#### Source material

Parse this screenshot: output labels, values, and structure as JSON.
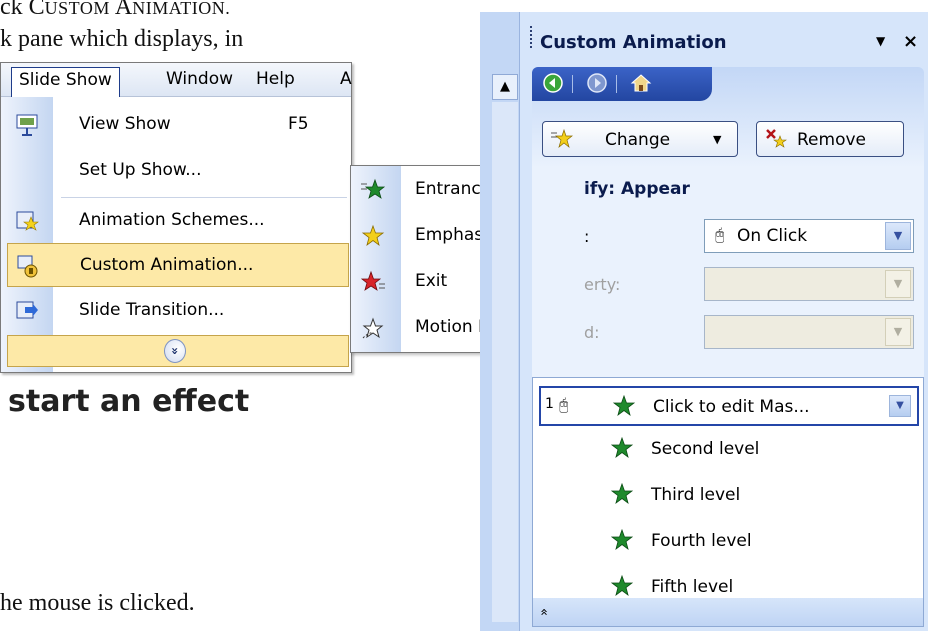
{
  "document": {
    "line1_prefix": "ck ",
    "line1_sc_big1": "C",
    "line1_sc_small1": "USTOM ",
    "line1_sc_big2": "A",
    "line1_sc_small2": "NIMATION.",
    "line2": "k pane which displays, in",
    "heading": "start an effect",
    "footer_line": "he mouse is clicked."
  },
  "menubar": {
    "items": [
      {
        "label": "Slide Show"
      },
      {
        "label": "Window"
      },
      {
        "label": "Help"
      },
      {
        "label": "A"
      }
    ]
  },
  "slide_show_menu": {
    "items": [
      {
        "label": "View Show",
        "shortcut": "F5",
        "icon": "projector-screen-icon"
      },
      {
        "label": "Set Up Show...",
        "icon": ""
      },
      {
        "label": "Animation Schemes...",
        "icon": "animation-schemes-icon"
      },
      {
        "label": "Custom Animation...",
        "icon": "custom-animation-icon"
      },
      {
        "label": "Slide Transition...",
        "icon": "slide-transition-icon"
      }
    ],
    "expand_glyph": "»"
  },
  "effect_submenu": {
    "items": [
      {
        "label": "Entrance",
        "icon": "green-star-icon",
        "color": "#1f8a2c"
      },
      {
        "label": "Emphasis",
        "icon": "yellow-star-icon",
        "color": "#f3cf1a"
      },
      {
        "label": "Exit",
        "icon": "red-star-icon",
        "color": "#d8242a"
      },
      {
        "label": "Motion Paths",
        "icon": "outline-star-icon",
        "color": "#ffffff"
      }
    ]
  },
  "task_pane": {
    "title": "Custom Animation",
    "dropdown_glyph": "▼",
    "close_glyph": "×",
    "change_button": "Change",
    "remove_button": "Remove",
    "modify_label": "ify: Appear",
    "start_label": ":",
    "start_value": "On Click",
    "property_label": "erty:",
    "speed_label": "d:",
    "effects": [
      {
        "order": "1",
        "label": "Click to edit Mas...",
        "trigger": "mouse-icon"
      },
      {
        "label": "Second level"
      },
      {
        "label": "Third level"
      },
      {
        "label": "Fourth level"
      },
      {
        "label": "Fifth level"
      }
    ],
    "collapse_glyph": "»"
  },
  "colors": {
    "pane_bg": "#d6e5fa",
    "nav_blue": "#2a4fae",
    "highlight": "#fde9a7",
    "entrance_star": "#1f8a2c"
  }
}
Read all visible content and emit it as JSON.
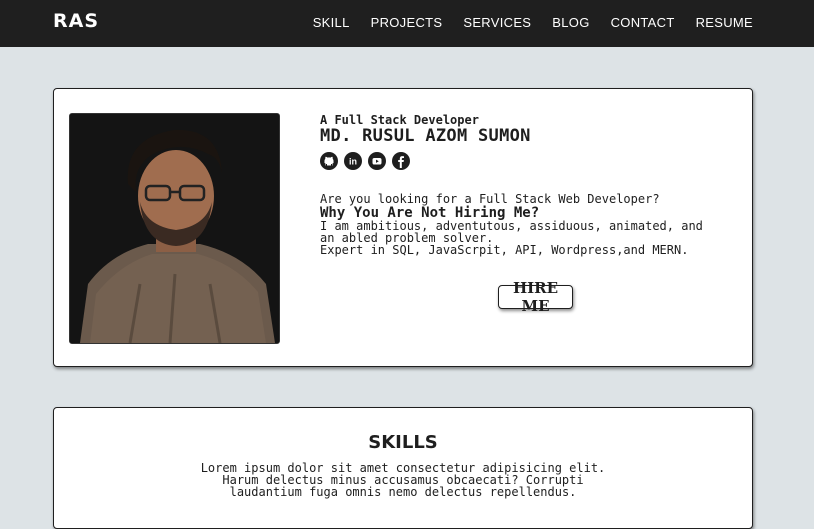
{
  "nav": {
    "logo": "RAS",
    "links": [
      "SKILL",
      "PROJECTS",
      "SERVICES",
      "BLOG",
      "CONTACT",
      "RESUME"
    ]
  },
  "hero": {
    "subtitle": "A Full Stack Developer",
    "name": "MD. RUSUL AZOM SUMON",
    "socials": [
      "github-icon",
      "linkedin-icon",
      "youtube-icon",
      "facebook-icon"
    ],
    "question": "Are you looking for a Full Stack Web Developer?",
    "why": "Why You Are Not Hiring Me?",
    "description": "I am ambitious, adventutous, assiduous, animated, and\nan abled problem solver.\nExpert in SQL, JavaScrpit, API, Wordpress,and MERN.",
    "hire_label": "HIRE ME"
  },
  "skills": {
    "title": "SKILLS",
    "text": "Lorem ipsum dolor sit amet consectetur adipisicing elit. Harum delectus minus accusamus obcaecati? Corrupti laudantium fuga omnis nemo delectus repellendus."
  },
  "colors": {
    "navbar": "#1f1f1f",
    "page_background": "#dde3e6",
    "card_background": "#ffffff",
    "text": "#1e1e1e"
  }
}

########

§ The task:
With pictures omitted, reproduce exactly the lines from the line containing "Read all visible content and emit it as JSON." through the end of the data above.

§ Solution to the problem:
Read all visible content and emit it as JSON.
{
  "nav": {
    "logo": "RAS",
    "links": [
      "SKILL",
      "PROJECTS",
      "SERVICES",
      "BLOG",
      "CONTACT",
      "RESUME"
    ]
  },
  "hero": {
    "subtitle": "A Full Stack Developer",
    "name": "MD. RUSUL AZOM SUMON",
    "socials": [
      "github-icon",
      "linkedin-icon",
      "youtube-icon",
      "facebook-icon"
    ],
    "question": "Are you looking for a Full Stack Web Developer?",
    "why": "Why You Are Not Hiring Me?",
    "description": "I am ambitious, adventutous, assiduous, animated, and\nan abled problem solver.\nExpert in SQL, JavaScrpit, API, Wordpress,and MERN.",
    "hire_label": "HIRE ME"
  },
  "skills": {
    "title": "SKILLS",
    "text": "Lorem ipsum dolor sit amet consectetur adipisicing elit. Harum delectus minus accusamus obcaecati? Corrupti laudantium fuga omnis nemo delectus repellendus."
  },
  "colors": {
    "navbar": "#1f1f1f",
    "page_background": "#dde3e6",
    "card_background": "#ffffff",
    "text": "#1e1e1e"
  }
}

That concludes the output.